Items from a dataset
--- BEGIN ---

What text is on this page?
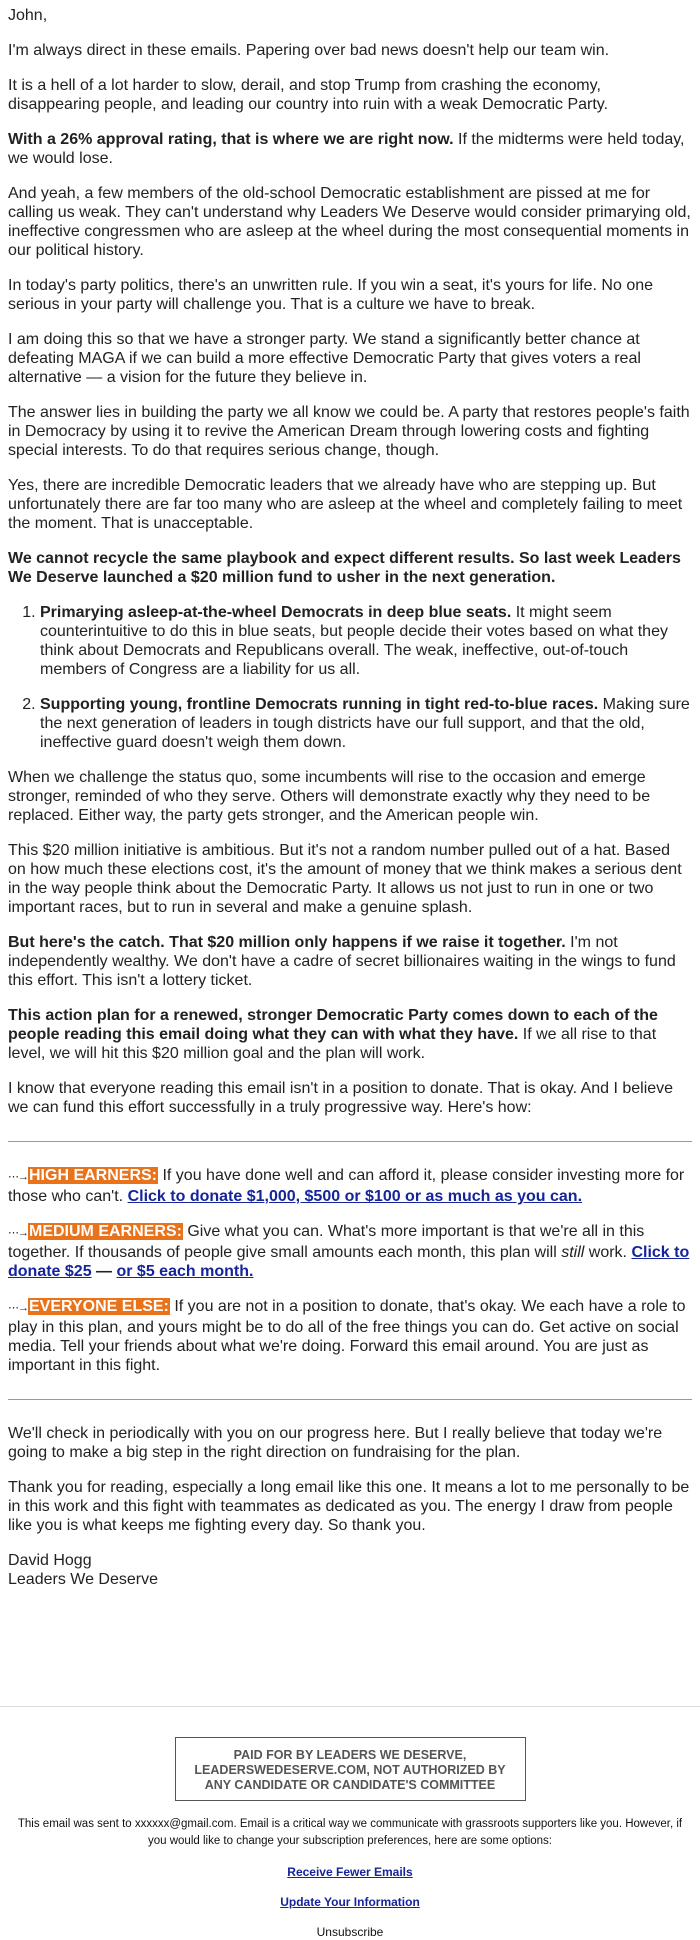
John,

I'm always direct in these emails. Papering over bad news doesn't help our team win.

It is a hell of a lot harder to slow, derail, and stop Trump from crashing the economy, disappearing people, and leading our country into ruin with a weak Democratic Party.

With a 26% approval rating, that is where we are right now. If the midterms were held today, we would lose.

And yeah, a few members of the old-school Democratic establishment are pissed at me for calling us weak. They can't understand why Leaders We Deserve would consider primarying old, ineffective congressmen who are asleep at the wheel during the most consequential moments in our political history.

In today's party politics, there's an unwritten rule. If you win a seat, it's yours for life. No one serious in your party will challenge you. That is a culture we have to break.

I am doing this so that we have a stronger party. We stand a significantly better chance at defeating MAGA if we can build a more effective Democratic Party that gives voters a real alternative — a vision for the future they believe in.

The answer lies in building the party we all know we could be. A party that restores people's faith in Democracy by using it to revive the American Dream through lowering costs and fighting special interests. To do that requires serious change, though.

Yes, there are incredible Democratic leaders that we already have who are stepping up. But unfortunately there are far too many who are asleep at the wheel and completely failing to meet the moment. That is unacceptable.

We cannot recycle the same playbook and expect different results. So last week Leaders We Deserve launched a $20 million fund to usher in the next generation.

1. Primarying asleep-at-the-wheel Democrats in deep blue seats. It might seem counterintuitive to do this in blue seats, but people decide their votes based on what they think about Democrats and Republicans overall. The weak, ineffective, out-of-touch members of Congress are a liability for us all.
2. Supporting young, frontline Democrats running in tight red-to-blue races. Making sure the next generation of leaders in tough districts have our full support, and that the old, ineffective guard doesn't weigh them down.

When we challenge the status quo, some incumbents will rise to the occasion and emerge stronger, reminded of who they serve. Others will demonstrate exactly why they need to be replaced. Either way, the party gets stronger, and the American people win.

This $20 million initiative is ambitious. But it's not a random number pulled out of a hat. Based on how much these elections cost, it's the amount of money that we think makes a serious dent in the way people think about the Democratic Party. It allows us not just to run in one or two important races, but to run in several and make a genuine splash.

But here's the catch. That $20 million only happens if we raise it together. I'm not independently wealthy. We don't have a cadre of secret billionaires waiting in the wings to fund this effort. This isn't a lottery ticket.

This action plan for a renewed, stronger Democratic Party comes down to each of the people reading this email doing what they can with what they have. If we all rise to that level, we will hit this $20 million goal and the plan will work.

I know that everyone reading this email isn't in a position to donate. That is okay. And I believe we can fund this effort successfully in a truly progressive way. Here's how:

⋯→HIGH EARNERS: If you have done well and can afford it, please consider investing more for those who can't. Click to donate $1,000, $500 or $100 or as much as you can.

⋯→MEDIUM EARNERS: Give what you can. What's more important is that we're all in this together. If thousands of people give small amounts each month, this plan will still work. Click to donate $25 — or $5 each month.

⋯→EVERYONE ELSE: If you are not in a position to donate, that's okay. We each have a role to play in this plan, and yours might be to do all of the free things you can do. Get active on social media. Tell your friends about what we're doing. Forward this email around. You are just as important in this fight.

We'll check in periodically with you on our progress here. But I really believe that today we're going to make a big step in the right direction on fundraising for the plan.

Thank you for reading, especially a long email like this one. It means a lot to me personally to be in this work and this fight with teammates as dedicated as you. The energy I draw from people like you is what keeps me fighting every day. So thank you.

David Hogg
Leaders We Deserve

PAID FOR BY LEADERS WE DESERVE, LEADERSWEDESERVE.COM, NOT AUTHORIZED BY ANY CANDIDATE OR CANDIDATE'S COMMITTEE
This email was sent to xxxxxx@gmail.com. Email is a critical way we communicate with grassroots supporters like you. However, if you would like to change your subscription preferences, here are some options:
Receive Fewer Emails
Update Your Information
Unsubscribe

--- END ---
--- BEGIN ---

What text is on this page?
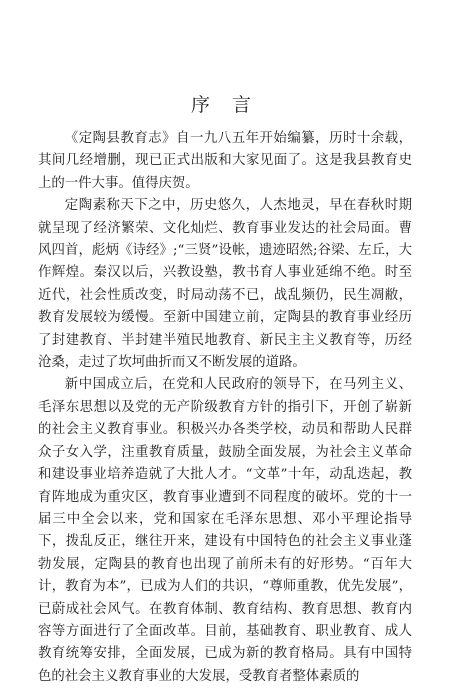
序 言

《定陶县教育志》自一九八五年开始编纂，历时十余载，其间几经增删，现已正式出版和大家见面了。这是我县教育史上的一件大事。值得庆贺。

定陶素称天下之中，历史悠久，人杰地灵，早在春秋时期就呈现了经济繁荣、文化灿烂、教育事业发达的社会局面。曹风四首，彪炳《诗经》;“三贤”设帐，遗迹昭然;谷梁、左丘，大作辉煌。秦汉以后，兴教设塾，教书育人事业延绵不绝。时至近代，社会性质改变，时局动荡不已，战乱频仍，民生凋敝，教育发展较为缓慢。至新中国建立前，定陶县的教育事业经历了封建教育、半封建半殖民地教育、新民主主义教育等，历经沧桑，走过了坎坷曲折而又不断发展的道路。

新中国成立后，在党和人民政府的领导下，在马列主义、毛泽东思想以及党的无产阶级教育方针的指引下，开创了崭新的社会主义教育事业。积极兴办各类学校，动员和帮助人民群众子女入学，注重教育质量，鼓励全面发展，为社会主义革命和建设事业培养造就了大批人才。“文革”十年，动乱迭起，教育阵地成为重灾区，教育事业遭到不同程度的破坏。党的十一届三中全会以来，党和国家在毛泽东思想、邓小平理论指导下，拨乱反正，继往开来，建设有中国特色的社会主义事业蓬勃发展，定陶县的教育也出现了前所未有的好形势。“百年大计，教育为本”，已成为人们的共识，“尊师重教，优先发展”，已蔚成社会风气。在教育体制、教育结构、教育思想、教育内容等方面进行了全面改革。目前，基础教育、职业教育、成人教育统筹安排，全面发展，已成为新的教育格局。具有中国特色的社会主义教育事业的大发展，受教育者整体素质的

--- END ---

WRITTEN TASK
Looking at the entries above, say how many lines contain the word "next". Only the number is wanted.

SOLUTION
2